*DATA ENTRIES*:
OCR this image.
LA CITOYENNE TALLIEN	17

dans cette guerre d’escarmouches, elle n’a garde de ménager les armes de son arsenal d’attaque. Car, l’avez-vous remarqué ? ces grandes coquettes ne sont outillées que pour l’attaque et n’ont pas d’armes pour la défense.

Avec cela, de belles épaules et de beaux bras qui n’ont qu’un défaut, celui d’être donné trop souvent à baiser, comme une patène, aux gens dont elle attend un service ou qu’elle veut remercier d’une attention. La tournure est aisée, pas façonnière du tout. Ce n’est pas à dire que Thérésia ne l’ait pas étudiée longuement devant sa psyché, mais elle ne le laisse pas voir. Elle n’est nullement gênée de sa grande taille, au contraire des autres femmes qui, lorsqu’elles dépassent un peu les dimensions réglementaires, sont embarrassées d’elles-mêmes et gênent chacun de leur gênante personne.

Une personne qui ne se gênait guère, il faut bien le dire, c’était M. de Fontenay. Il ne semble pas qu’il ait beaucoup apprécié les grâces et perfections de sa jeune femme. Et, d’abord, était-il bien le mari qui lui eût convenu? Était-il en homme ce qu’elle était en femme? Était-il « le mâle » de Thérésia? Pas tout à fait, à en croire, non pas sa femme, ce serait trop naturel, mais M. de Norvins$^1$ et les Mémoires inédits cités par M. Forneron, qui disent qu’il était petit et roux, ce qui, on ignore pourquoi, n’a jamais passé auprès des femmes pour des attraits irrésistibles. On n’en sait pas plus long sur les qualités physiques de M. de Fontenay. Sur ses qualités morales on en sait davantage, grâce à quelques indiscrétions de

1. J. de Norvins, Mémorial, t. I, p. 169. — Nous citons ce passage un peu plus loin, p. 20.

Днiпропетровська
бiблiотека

*STATED TASK*:
Each line of the material should be echoed exactly.

*FULL RESPONSE*:
OCR this image.
LA CITOYENNE TALLIEN	17

dans cette guerre d’escarmouches, elle n’a garde de ménager les armes de son arsenal d’attaque. Car, l’avez-vous remarqué ? ces grandes coquettes ne sont outillées que pour l’attaque et n’ont pas d’armes pour la défense.

Avec cela, de belles épaules et de beaux bras qui n’ont qu’un défaut, celui d’être donné trop souvent à baiser, comme une patène, aux gens dont elle attend un service ou qu’elle veut remercier d’une attention. La tournure est aisée, pas façonnière du tout. Ce n’est pas à dire que Thérésia ne l’ait pas étudiée longuement devant sa psyché, mais elle ne le laisse pas voir. Elle n’est nullement gênée de sa grande taille, au contraire des autres femmes qui, lorsqu’elles dépassent un peu les dimensions réglementaires, sont embarrassées d’elles-mêmes et gênent chacun de leur gênante personne.

Une personne qui ne se gênait guère, il faut bien le dire, c’était M. de Fontenay. Il ne semble pas qu’il ait beaucoup apprécié les grâces et perfections de sa jeune femme. Et, d’abord, était-il bien le mari qui lui eût convenu? Était-il en homme ce qu’elle était en femme? Était-il « le mâle » de Thérésia? Pas tout à fait, à en croire, non pas sa femme, ce serait trop naturel, mais M. de Norvins$^1$ et les Mémoires inédits cités par M. Forneron, qui disent qu’il était petit et roux, ce qui, on ignore pourquoi, n’a jamais passé auprès des femmes pour des attraits irrésistibles. On n’en sait pas plus long sur les qualités physiques de M. de Fontenay. Sur ses qualités morales on en sait davantage, grâce à quelques indiscrétions de

1. J. de Norvins, Mémorial, t. I, p. 169. — Nous citons ce passage un peu plus loin, p. 20.

Днiпропетровська
бiблiотека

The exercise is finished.